Instructions to follow: Find every line in the records below that holds the word "noviembre" and copy it.

Data for this task:
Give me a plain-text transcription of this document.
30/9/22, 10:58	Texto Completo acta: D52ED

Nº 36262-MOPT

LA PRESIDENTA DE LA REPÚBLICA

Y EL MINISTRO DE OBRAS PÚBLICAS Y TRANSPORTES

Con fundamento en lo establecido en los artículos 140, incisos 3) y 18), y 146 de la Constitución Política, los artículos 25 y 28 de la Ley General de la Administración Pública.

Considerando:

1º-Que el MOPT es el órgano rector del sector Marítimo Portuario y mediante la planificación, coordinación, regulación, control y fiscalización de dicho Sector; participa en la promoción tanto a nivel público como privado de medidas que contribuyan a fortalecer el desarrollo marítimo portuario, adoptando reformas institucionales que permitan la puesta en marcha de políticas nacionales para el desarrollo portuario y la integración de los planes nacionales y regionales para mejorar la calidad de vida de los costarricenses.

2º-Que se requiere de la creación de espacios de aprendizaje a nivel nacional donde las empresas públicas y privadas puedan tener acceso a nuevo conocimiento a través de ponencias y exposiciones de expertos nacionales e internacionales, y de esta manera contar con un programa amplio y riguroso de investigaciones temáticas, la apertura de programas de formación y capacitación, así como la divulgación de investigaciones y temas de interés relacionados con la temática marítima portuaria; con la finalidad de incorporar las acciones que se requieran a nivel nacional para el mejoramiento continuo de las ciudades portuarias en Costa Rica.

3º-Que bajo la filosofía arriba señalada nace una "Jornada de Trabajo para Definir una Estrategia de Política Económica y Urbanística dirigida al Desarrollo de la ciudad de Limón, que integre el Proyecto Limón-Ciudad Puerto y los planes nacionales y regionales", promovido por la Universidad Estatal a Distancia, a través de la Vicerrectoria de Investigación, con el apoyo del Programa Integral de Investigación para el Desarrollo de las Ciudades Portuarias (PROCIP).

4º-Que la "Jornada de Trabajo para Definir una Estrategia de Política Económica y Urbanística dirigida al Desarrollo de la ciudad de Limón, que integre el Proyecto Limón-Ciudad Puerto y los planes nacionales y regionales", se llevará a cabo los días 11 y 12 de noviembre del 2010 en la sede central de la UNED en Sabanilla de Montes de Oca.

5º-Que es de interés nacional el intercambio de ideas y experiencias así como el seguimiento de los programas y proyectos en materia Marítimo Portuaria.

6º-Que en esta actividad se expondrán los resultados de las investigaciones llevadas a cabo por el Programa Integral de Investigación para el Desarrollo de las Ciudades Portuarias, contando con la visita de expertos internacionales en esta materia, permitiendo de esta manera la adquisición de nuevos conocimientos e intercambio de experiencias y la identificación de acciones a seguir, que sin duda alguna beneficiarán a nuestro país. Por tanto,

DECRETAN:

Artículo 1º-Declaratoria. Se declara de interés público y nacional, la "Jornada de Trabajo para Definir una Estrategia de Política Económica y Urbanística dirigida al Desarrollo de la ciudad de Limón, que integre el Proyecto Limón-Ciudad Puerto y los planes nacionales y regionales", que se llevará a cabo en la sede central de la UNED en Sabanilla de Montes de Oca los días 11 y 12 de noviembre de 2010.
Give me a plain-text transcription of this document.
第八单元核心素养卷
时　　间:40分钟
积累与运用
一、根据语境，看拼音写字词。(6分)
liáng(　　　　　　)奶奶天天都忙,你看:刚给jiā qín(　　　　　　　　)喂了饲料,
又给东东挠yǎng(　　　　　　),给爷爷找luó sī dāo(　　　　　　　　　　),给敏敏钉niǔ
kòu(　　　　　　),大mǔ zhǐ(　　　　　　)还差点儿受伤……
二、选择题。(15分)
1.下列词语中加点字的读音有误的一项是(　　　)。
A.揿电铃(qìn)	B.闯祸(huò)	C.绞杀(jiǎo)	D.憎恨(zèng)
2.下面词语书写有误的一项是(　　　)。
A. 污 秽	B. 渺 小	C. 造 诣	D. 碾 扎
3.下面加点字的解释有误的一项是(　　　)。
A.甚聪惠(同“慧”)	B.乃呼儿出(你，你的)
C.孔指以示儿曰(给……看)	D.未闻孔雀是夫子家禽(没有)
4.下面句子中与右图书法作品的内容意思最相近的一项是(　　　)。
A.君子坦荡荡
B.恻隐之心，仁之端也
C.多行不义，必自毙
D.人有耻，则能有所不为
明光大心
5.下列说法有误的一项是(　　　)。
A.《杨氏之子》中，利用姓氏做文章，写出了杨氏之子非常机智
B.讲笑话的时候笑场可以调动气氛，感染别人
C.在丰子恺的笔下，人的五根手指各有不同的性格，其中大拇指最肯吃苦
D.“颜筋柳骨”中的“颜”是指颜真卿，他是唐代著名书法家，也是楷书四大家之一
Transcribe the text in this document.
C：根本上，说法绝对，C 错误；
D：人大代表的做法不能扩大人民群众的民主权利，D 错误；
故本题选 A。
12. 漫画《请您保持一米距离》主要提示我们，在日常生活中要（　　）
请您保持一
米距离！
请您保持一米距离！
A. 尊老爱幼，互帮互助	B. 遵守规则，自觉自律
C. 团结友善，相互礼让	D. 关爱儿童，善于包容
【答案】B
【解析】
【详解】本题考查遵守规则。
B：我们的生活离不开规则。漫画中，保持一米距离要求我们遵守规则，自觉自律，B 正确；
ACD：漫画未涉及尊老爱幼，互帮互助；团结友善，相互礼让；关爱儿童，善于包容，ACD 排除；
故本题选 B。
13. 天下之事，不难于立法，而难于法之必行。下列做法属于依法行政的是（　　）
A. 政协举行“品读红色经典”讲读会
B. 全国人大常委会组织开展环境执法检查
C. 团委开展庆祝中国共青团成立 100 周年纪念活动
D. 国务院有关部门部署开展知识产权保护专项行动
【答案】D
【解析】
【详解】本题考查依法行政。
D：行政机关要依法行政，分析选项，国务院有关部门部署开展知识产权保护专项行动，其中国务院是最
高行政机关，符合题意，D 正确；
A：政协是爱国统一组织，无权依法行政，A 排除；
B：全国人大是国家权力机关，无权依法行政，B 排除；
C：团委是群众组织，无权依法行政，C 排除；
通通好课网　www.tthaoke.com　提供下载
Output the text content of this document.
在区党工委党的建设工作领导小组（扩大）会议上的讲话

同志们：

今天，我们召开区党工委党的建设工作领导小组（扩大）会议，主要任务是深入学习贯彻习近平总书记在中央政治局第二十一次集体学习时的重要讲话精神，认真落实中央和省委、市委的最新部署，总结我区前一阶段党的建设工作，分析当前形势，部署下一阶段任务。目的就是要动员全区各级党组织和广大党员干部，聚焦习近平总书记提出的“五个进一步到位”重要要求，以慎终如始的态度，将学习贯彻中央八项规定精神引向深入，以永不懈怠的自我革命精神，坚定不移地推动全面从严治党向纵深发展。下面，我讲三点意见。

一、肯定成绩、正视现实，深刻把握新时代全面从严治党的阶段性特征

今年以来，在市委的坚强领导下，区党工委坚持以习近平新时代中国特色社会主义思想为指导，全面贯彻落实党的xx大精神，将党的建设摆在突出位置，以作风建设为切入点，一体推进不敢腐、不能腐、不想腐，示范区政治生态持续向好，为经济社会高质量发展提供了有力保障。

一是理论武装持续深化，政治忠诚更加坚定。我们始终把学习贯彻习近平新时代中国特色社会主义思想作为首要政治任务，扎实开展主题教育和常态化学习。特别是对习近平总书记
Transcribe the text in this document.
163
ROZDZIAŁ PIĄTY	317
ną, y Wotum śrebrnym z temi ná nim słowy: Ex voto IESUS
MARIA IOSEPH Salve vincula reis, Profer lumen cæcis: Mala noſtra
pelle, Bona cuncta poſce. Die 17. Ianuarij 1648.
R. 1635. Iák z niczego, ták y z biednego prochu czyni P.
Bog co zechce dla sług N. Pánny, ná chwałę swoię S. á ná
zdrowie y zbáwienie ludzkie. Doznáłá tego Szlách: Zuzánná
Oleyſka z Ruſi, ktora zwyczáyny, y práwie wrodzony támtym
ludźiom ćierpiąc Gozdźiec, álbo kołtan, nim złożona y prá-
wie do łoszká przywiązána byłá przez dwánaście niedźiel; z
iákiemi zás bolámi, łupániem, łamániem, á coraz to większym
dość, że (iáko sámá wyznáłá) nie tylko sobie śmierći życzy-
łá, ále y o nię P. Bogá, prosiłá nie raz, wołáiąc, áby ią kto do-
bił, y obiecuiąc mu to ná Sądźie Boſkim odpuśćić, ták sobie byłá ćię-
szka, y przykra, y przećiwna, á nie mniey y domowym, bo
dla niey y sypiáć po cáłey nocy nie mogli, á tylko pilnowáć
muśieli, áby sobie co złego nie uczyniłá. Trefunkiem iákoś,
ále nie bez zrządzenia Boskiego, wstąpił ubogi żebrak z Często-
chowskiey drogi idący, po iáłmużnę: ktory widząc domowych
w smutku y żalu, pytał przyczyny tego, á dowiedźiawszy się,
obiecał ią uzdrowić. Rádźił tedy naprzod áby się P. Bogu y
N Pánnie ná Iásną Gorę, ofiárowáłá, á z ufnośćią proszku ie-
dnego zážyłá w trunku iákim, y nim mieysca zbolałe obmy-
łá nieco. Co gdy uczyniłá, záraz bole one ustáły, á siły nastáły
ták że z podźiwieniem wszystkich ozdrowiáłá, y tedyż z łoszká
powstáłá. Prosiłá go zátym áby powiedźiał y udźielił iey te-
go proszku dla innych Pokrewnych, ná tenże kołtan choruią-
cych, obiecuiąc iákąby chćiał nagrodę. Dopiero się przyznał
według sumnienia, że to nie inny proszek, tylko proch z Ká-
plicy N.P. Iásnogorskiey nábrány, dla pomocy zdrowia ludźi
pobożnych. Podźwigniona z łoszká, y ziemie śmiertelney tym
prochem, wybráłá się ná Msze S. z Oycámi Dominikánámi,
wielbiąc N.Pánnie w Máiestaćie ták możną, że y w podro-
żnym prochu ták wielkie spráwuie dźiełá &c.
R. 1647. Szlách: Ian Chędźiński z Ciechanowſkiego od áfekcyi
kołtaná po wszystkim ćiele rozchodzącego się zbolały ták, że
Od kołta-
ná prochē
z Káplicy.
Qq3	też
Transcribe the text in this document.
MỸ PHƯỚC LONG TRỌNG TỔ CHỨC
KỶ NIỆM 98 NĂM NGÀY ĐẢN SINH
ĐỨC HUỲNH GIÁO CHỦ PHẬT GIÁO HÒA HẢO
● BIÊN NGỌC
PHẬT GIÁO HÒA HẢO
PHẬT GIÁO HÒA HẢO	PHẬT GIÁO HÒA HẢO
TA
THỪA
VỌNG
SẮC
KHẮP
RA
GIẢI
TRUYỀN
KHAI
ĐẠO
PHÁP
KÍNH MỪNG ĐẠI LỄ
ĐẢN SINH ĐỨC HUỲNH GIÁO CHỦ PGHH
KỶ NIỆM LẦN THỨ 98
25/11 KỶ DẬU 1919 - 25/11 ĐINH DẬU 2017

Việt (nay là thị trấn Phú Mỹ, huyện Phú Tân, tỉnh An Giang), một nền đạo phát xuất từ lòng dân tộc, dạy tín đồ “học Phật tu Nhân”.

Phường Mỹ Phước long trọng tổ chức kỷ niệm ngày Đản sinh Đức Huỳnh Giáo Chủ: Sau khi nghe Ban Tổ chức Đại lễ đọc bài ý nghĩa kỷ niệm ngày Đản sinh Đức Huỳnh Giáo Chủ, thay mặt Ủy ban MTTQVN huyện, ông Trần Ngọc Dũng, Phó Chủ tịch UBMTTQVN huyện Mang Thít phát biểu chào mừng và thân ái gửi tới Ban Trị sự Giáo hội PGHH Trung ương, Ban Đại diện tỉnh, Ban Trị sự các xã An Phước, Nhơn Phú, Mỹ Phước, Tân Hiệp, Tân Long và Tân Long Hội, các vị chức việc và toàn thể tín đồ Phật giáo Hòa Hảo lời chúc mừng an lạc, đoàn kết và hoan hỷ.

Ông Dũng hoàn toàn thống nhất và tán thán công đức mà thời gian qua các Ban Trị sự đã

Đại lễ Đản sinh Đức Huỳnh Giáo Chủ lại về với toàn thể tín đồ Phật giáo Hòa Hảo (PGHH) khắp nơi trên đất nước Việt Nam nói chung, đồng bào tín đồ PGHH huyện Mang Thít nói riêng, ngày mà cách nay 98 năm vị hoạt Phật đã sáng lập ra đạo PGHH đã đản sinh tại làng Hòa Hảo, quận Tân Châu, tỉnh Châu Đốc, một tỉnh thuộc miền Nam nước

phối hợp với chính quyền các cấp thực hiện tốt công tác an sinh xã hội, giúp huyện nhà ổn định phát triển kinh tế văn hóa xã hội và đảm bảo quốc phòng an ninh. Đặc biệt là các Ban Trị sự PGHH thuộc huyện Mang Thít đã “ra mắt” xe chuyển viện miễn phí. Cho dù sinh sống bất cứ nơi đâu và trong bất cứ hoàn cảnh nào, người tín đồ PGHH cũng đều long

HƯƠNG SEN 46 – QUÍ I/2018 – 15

Answer:
4º-Que la "Jornada de Trabajo para Definir una Estrategia de Política Económica y Urbanística dirigida al Desarrollo de la ciudad de Limón, que integre el Proyecto Limón-Ciudad Puerto y los planes nacionales y regionales", se llevará a cabo los días 11 y 12 de noviembre del 2010 en la sede central de la UNED en Sabanilla de Montes de Oca.
Artículo 1º-Declaratoria. Se declara de interés público y nacional, la "Jornada de Trabajo para Definir una Estrategia de Política Económica y Urbanística dirigida al Desarrollo de la ciudad de Limón, que integre el Proyecto Limón-Ciudad Puerto y los planes nacionales y regionales", que se llevará a cabo en la sede central de la UNED en Sabanilla de Montes de Oca los días 11 y 12 de noviembre de 2010.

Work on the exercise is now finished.